ENTRIES SUPPLIED:
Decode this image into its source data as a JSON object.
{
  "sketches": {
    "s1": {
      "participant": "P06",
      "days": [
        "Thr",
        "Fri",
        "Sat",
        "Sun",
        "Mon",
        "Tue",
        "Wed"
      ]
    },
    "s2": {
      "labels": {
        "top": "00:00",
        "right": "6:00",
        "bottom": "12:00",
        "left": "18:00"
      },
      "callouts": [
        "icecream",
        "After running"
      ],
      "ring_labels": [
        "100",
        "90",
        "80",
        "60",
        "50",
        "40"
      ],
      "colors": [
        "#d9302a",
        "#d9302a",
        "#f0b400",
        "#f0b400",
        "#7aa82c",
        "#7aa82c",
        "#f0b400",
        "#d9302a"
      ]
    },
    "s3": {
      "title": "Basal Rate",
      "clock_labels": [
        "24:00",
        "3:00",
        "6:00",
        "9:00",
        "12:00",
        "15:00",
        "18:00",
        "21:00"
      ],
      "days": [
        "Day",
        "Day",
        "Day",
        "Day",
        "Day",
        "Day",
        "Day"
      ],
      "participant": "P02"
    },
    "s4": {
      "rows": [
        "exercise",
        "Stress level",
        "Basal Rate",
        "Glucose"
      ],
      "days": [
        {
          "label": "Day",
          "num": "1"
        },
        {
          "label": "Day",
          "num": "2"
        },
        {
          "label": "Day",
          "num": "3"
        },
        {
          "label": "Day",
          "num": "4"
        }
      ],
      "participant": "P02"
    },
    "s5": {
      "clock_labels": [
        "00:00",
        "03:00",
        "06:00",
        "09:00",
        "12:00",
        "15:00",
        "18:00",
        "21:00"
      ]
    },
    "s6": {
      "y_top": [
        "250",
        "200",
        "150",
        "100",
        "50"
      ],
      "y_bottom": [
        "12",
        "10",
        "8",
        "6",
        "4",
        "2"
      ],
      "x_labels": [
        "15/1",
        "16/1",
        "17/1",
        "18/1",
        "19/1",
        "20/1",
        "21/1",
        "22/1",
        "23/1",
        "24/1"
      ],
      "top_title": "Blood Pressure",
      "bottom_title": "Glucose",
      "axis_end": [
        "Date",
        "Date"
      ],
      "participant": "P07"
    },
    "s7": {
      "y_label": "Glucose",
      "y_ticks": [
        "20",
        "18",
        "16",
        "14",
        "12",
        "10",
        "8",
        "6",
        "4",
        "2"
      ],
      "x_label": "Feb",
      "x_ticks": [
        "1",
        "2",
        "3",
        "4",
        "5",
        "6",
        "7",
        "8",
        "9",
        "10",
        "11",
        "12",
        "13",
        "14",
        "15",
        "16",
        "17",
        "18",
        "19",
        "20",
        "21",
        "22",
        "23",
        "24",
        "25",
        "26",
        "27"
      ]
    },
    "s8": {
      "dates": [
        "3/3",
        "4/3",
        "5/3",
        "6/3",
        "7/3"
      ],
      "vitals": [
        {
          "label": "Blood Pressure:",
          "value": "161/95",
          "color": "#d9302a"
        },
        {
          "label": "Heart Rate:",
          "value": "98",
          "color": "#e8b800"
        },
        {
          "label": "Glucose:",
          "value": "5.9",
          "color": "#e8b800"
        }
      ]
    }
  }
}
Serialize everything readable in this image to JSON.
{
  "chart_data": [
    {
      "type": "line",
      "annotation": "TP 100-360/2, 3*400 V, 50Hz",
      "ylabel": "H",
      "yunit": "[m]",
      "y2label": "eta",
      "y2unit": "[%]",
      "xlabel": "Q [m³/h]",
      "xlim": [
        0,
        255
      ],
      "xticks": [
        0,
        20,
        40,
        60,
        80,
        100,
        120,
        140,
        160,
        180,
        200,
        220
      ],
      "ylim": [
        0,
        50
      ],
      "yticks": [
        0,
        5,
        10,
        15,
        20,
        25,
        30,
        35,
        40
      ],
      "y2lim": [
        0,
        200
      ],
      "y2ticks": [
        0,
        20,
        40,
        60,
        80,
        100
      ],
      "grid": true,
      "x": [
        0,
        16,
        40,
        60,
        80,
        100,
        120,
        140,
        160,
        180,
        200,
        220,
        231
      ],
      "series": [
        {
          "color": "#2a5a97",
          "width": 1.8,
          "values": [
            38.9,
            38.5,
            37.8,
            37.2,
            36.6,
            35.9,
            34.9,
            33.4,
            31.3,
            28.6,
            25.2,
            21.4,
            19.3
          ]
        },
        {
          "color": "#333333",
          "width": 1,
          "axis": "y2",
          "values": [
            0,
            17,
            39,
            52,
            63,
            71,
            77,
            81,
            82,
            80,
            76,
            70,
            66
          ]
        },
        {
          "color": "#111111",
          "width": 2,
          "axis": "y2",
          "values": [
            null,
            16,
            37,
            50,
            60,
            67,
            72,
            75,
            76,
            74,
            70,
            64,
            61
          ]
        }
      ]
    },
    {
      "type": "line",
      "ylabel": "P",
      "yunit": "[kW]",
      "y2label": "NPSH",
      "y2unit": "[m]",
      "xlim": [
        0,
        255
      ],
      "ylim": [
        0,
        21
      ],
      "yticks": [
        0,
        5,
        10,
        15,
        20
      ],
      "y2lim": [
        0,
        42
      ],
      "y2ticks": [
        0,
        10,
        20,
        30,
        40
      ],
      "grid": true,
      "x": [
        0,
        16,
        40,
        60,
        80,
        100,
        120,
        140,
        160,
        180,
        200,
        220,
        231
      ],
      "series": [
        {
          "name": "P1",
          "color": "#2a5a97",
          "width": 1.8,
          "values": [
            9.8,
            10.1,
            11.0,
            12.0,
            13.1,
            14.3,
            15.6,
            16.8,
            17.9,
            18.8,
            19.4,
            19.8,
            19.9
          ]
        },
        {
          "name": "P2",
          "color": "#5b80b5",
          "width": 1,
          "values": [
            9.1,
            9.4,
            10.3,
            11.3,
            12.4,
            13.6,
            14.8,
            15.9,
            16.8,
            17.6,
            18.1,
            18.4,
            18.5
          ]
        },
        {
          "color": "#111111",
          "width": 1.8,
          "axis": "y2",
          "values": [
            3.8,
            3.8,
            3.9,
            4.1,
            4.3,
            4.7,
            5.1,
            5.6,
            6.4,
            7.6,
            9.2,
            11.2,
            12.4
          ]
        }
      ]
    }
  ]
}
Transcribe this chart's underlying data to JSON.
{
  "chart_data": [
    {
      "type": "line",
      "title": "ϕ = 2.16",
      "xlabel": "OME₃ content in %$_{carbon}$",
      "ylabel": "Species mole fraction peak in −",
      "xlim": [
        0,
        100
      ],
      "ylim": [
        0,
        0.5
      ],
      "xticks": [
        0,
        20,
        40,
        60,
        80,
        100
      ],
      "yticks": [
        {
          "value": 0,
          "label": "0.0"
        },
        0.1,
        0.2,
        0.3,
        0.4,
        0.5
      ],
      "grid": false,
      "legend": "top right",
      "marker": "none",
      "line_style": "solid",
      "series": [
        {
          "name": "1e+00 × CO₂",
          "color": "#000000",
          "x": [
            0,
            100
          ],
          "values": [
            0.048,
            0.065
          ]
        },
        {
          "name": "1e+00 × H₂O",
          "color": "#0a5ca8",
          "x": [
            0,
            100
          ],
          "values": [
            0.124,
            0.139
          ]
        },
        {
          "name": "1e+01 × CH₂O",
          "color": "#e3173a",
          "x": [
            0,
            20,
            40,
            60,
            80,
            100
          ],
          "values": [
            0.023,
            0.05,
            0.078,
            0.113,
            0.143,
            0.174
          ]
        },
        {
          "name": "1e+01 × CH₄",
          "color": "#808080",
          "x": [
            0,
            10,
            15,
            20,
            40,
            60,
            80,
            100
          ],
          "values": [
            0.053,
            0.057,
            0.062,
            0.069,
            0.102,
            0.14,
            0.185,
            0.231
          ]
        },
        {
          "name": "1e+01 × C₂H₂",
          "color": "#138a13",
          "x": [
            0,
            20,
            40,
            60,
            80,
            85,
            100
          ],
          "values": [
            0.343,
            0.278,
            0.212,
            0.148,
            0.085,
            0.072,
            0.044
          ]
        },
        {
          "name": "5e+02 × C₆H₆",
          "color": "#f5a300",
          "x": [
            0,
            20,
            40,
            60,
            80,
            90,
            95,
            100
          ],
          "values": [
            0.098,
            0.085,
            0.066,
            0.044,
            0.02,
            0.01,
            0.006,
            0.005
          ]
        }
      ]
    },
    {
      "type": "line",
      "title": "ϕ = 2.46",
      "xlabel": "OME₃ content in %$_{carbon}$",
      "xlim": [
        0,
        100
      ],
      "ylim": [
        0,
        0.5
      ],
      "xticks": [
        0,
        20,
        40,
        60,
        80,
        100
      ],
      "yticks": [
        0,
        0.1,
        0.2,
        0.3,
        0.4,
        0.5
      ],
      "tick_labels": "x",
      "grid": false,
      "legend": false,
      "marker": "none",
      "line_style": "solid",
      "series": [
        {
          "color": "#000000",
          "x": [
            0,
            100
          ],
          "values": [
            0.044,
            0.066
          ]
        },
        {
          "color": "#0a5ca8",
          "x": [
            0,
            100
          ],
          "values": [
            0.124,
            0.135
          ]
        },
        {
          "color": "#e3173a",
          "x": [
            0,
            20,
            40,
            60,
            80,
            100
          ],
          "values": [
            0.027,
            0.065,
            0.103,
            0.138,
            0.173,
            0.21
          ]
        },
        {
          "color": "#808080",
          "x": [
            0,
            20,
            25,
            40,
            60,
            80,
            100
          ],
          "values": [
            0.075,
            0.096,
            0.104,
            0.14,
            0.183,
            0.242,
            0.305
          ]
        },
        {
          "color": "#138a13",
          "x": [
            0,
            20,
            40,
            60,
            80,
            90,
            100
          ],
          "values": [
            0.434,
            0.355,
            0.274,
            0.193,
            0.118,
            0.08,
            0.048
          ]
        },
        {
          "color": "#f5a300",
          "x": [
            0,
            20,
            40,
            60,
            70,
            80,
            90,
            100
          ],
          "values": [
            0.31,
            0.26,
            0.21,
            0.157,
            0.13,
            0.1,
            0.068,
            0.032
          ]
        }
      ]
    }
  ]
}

TO BE DONE: Say the number of lines in the records above that include the string "Pressure", and no more.

FINAL ANSWER: 2